Scan the data for "chevron" and copy the lines it appears in.

[Data records]

-------------------------

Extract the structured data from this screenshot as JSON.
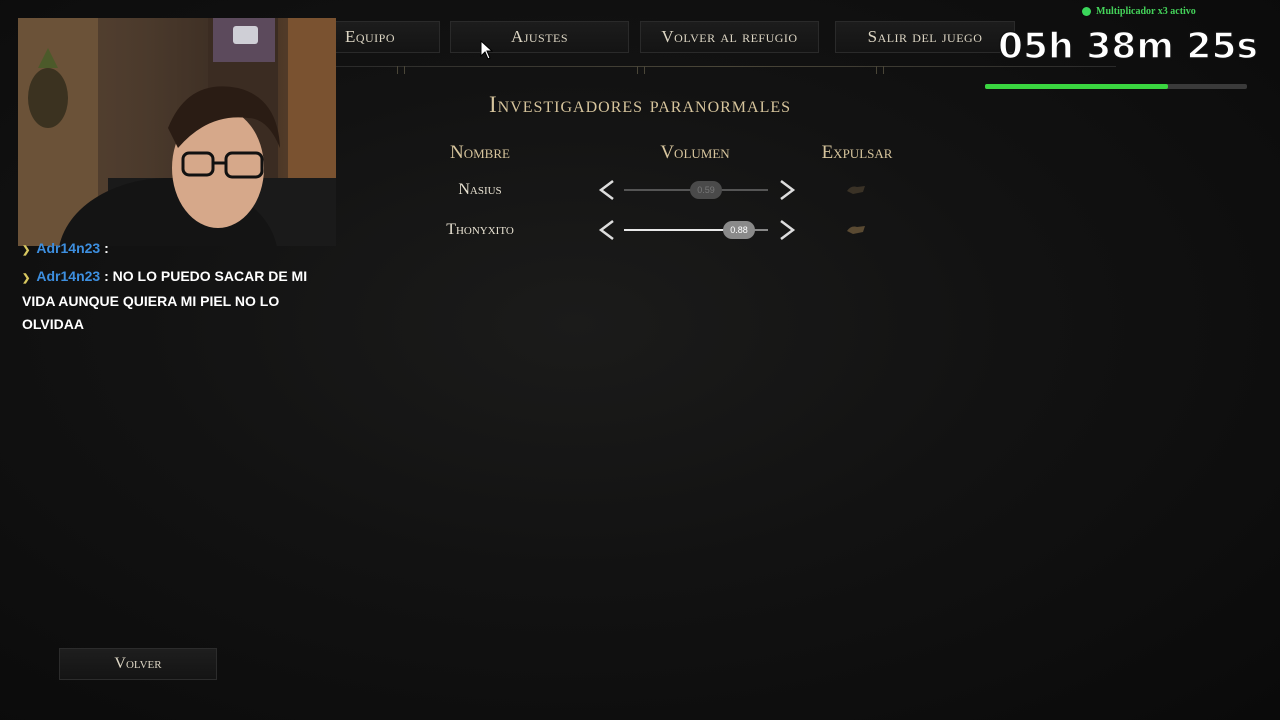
{
  "top_tabs": [
    {
      "label": "Equipo"
    },
    {
      "label": "Ajustes"
    },
    {
      "label": "Volver al refugio"
    },
    {
      "label": "Salir del juego"
    }
  ],
  "section_title": "Investigadores paranormales",
  "columns": {
    "name": "Nombre",
    "volume": "Volumen",
    "kick": "Expulsar"
  },
  "players": [
    {
      "name": "Nasius",
      "volume": "0.59",
      "volume_fraction": 0.59
    },
    {
      "name": "Thonyxito",
      "volume": "0.88",
      "volume_fraction": 0.88
    }
  ],
  "back_button": "Volver",
  "overlay": {
    "multiplier_text": "Multiplicador x3 activo",
    "timer": "05h 38m 25s",
    "progress_fraction": 0.7,
    "accent_color": "#3ad640"
  },
  "chat": [
    {
      "user": "Adr14n23",
      "message": ":"
    },
    {
      "user": "Adr14n23",
      "message": ": NO LO PUEDO SACAR DE MI VIDA AUNQUE QUIERA MI PIEL NO LO OLVIDAA"
    }
  ],
  "icons": {
    "arrow_left": "chevron-left-icon",
    "arrow_right": "chevron-right-icon",
    "kick": "kick-icon",
    "cursor": "mouse-cursor-icon"
  }
}
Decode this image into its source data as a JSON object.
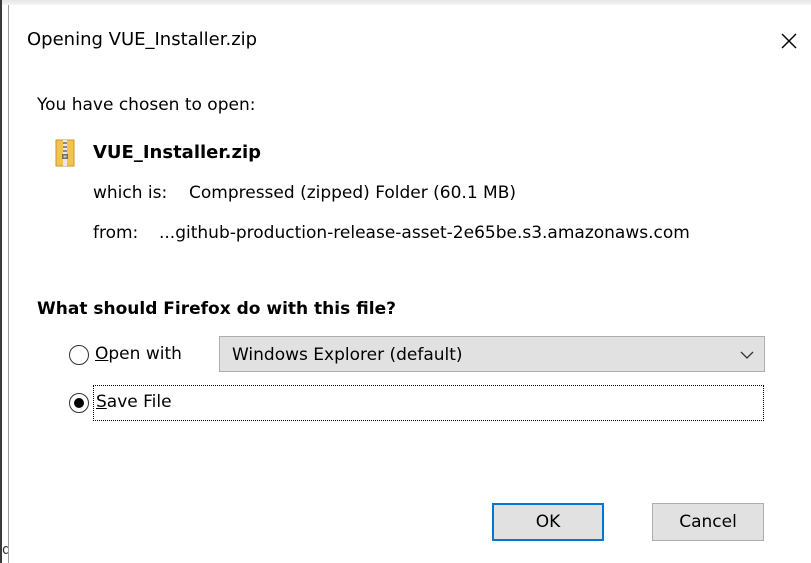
{
  "dialog": {
    "title": "Opening VUE_Installer.zip",
    "prompt": "You have chosen to open:",
    "file": {
      "name": "VUE_Installer.zip",
      "icon": "zip-folder-icon",
      "which_label": "which is:",
      "which_value": "Compressed (zipped) Folder (60.1 MB)",
      "from_label": "from:",
      "from_value": "...github-production-release-asset-2e65be.s3.amazonaws.com"
    },
    "question": "What should Firefox do with this file?",
    "options": {
      "open_with": {
        "label_accel": "O",
        "label_rest": "pen with",
        "selected": false,
        "app": "Windows Explorer (default)"
      },
      "save_file": {
        "label_accel": "S",
        "label_rest": "ave File",
        "selected": true
      }
    },
    "buttons": {
      "ok": "OK",
      "cancel": "Cancel"
    },
    "colors": {
      "focus_border": "#0078d7",
      "button_face": "#e1e1e1"
    }
  }
}
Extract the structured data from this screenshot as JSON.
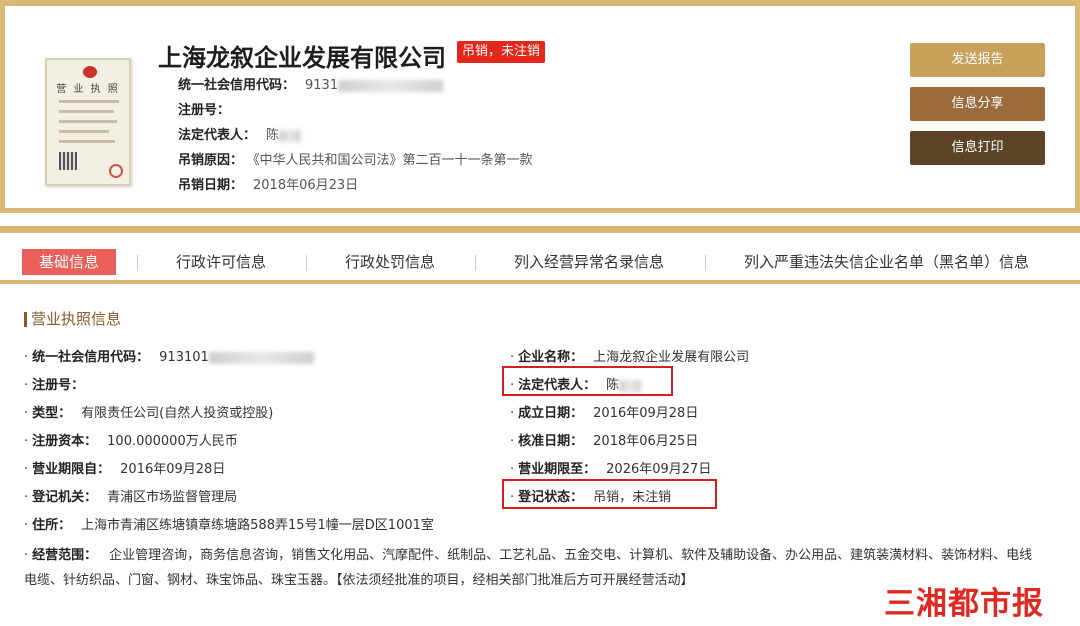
{
  "company": {
    "name": "上海龙叙企业发展有限公司",
    "status_badge": "吊销，未注销",
    "cert_title": "营 业 执 照",
    "info": [
      {
        "label": "统一社会信用代码：",
        "value": "9131"
      },
      {
        "label": "注册号：",
        "value": ""
      },
      {
        "label": "法定代表人：",
        "value": "陈"
      },
      {
        "label": "吊销原因：",
        "value": "《中华人民共和国公司法》第二百一十一条第一款"
      },
      {
        "label": "吊销日期：",
        "value": "2018年06月23日"
      }
    ]
  },
  "actions": {
    "send_report": "发送报告",
    "share": "信息分享",
    "print": "信息打印"
  },
  "colors": {
    "accent": "#d9b878",
    "badge": "#e3271b",
    "tab_active": "#e9605b",
    "btn1": "#c8a05a",
    "btn2": "#9b6b3b",
    "btn3": "#5e4426",
    "highlight": "#d61e1e",
    "section": "#8a5a2c"
  },
  "tabs": [
    "基础信息",
    "行政许可信息",
    "行政处罚信息",
    "列入经营异常名录信息",
    "列入严重违法失信企业名单（黑名单）信息"
  ],
  "section_title": "营业执照信息",
  "fields_left": [
    {
      "label": "统一社会信用代码：",
      "value": "913101"
    },
    {
      "label": "注册号：",
      "value": ""
    },
    {
      "label": "类型：",
      "value": "有限责任公司(自然人投资或控股)"
    },
    {
      "label": "注册资本：",
      "value": "100.000000万人民币"
    },
    {
      "label": "营业期限自：",
      "value": "2016年09月28日"
    },
    {
      "label": "登记机关：",
      "value": "青浦区市场监督管理局"
    },
    {
      "label": "住所：",
      "value": "上海市青浦区练塘镇章练塘路588弄15号1幢一层D区1001室"
    }
  ],
  "fields_right": [
    {
      "label": "企业名称：",
      "value": "上海龙叙企业发展有限公司"
    },
    {
      "label": "法定代表人：",
      "value": "陈"
    },
    {
      "label": "成立日期：",
      "value": "2016年09月28日"
    },
    {
      "label": "核准日期：",
      "value": "2018年06月25日"
    },
    {
      "label": "营业期限至：",
      "value": "2026年09月27日"
    },
    {
      "label": "登记状态：",
      "value": "吊销，未注销"
    }
  ],
  "scope": {
    "label": "经营范围：",
    "value": "企业管理咨询，商务信息咨询，销售文化用品、汽摩配件、纸制品、工艺礼品、五金交电、计算机、软件及辅助设备、办公用品、建筑装潢材料、装饰材料、电线电缆、针纺织品、门窗、钢材、珠宝饰品、珠宝玉器。【依法须经批准的项目，经相关部门批准后方可开展经营活动】"
  },
  "watermark": "三湘都市报"
}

-------------------------

Complete output:
    "arrow_left": "chevron-left-icon",
    "arrow_right": "chevron-right-icon",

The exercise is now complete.